## Given problem
Take the data below and repeat it exactly.

## Task input
----------

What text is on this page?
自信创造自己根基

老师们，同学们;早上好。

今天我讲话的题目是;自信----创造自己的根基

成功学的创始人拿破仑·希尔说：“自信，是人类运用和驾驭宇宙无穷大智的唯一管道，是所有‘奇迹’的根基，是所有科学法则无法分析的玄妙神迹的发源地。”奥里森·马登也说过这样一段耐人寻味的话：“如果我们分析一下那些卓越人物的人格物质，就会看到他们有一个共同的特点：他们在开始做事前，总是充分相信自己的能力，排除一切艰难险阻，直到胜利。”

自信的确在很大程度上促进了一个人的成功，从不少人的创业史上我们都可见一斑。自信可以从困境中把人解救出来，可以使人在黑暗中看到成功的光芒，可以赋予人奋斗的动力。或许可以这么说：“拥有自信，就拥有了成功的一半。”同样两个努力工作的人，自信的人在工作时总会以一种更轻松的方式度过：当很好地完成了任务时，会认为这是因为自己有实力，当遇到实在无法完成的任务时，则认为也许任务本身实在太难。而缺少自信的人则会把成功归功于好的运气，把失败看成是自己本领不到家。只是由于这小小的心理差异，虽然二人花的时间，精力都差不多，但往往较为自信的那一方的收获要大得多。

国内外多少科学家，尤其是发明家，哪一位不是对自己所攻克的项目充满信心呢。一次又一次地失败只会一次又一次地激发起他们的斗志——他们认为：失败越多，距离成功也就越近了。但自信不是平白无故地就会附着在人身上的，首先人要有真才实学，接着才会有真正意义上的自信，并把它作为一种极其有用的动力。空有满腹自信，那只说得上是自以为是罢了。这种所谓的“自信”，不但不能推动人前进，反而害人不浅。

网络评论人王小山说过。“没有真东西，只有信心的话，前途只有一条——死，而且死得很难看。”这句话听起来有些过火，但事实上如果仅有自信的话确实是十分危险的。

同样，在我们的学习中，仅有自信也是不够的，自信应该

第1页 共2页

----------

## Response below
What text is on this page?
自信创造自己根基

老师们，同学们;早上好。

今天我讲话的题目是;自信----创造自己的根基

成功学的创始人拿破仑·希尔说：“自信，是人类运用和驾驭宇宙无穷大智的唯一管道，是所有‘奇迹’的根基，是所有科学法则无法分析的玄妙神迹的发源地。”奥里森·马登也说过这样一段耐人寻味的话：“如果我们分析一下那些卓越人物的人格物质，就会看到他们有一个共同的特点：他们在开始做事前，总是充分相信自己的能力，排除一切艰难险阻，直到胜利。”

自信的确在很大程度上促进了一个人的成功，从不少人的创业史上我们都可见一斑。自信可以从困境中把人解救出来，可以使人在黑暗中看到成功的光芒，可以赋予人奋斗的动力。或许可以这么说：“拥有自信，就拥有了成功的一半。”同样两个努力工作的人，自信的人在工作时总会以一种更轻松的方式度过：当很好地完成了任务时，会认为这是因为自己有实力，当遇到实在无法完成的任务时，则认为也许任务本身实在太难。而缺少自信的人则会把成功归功于好的运气，把失败看成是自己本领不到家。只是由于这小小的心理差异，虽然二人花的时间，精力都差不多，但往往较为自信的那一方的收获要大得多。

国内外多少科学家，尤其是发明家，哪一位不是对自己所攻克的项目充满信心呢。一次又一次地失败只会一次又一次地激发起他们的斗志——他们认为：失败越多，距离成功也就越近了。但自信不是平白无故地就会附着在人身上的，首先人要有真才实学，接着才会有真正意义上的自信，并把它作为一种极其有用的动力。空有满腹自信，那只说得上是自以为是罢了。这种所谓的“自信”，不但不能推动人前进，反而害人不浅。

网络评论人王小山说过。“没有真东西，只有信心的话，前途只有一条——死，而且死得很难看。”这句话听起来有些过火，但事实上如果仅有自信的话确实是十分危险的。

同样，在我们的学习中，仅有自信也是不够的，自信应该

第1页 共2页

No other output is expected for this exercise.